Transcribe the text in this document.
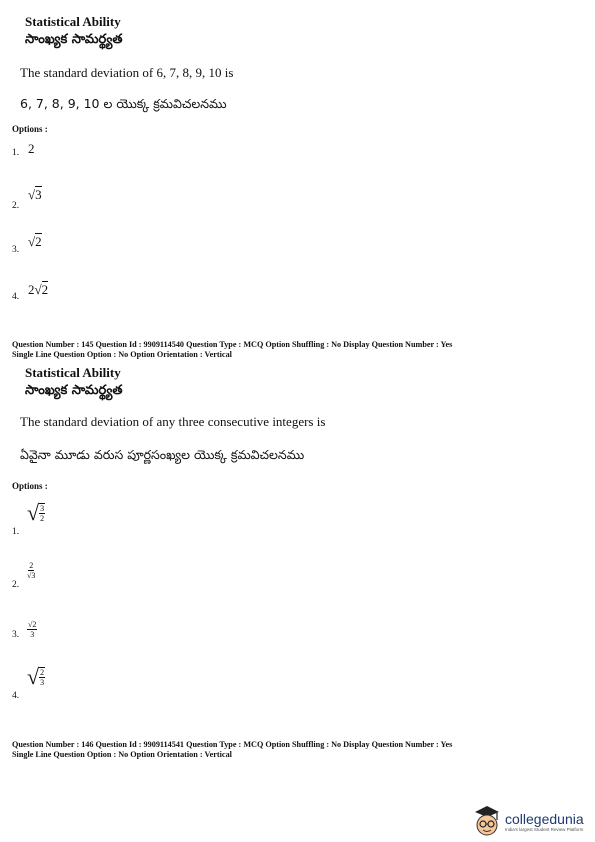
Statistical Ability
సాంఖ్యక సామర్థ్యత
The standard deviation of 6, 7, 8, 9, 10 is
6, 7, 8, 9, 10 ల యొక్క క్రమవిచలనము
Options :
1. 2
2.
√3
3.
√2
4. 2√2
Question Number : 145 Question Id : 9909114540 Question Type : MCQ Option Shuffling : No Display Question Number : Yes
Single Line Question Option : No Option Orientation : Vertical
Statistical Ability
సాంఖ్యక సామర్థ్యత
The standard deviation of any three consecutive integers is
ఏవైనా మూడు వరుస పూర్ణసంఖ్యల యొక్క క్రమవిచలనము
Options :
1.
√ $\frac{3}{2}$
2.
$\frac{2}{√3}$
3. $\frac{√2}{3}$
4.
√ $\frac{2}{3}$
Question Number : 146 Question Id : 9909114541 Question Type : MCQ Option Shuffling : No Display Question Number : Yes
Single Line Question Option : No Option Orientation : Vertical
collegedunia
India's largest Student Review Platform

* * *

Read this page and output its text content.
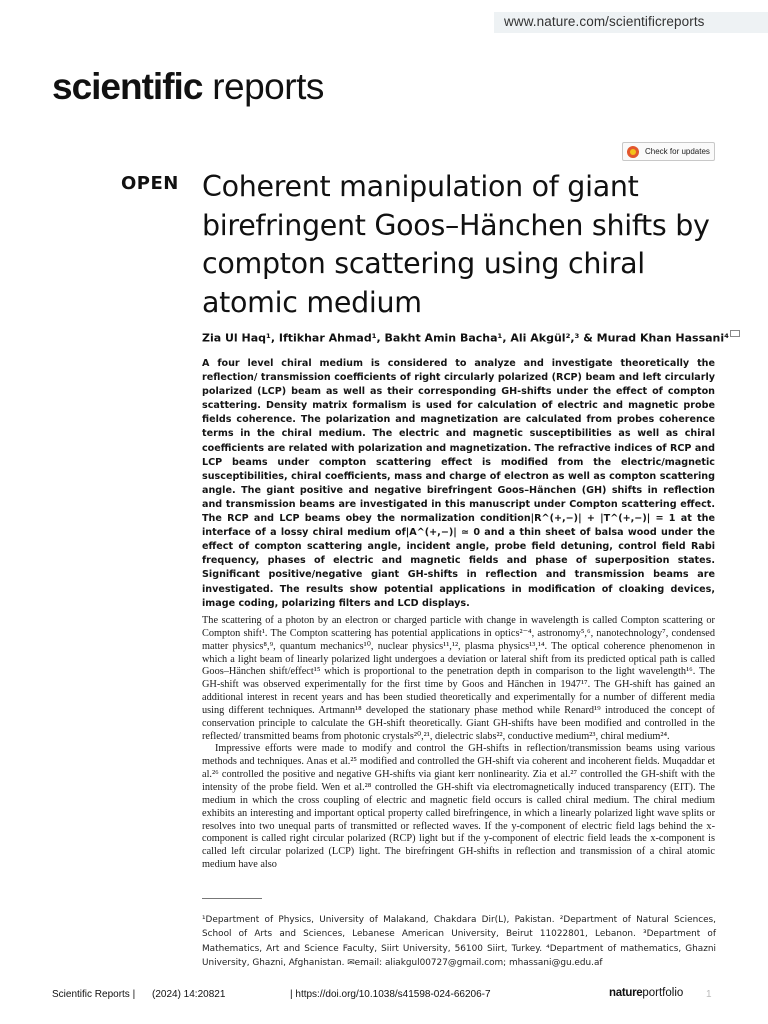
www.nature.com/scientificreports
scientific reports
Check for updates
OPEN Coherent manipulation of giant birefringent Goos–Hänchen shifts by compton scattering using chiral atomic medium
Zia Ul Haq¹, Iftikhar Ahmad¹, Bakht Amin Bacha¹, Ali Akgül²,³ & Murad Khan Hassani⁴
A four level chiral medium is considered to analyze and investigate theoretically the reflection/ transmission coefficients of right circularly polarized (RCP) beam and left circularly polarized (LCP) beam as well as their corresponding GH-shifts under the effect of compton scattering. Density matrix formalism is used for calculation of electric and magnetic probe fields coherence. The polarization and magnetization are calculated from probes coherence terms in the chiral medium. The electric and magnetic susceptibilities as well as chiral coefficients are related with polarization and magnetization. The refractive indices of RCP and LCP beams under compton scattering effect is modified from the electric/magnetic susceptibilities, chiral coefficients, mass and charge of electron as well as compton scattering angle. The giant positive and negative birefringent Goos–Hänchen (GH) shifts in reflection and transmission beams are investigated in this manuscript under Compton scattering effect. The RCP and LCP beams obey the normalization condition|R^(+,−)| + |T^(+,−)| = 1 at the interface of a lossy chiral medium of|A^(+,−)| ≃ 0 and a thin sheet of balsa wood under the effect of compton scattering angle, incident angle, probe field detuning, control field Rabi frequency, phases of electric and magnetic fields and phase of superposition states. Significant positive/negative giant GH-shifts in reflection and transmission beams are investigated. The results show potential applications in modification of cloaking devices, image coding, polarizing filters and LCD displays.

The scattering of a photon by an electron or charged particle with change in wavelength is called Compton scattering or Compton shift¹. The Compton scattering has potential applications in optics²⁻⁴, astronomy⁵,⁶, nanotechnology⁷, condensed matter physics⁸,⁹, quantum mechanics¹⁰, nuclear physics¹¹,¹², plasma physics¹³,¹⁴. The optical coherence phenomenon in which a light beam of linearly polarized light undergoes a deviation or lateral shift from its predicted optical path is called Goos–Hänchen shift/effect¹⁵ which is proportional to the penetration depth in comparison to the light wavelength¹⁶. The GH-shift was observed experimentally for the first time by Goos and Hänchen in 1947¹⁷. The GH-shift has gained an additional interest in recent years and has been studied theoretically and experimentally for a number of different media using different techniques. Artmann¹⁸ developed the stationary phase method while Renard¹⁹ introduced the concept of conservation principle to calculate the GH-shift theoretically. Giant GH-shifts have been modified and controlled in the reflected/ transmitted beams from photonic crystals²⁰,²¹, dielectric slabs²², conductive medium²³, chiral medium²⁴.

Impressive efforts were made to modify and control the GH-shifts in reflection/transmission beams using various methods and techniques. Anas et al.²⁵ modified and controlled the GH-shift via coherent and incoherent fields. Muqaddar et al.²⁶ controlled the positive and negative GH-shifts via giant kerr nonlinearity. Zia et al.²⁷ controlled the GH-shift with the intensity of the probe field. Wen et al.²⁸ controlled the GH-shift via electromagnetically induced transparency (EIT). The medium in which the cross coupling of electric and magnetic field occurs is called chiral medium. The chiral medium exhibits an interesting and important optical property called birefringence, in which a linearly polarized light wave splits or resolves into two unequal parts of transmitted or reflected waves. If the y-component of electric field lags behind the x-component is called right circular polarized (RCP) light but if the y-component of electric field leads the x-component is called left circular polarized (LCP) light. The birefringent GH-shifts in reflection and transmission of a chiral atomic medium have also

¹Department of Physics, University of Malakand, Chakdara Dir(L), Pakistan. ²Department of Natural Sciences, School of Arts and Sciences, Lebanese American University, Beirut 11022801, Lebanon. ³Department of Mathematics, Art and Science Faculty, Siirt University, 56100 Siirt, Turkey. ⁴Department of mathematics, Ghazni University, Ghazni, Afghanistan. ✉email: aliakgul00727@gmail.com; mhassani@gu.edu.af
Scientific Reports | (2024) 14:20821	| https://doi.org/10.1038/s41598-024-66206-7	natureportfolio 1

Instructions to follow
Pull out all lines from the listing that contain the string "Type".

Solution
Question Number : 145 Question Id : 9909114540 Question Type : MCQ Option Shuffling : No Display Question Number : Yes
Question Number : 146 Question Id : 9909114541 Question Type : MCQ Option Shuffling : No Display Question Number : Yes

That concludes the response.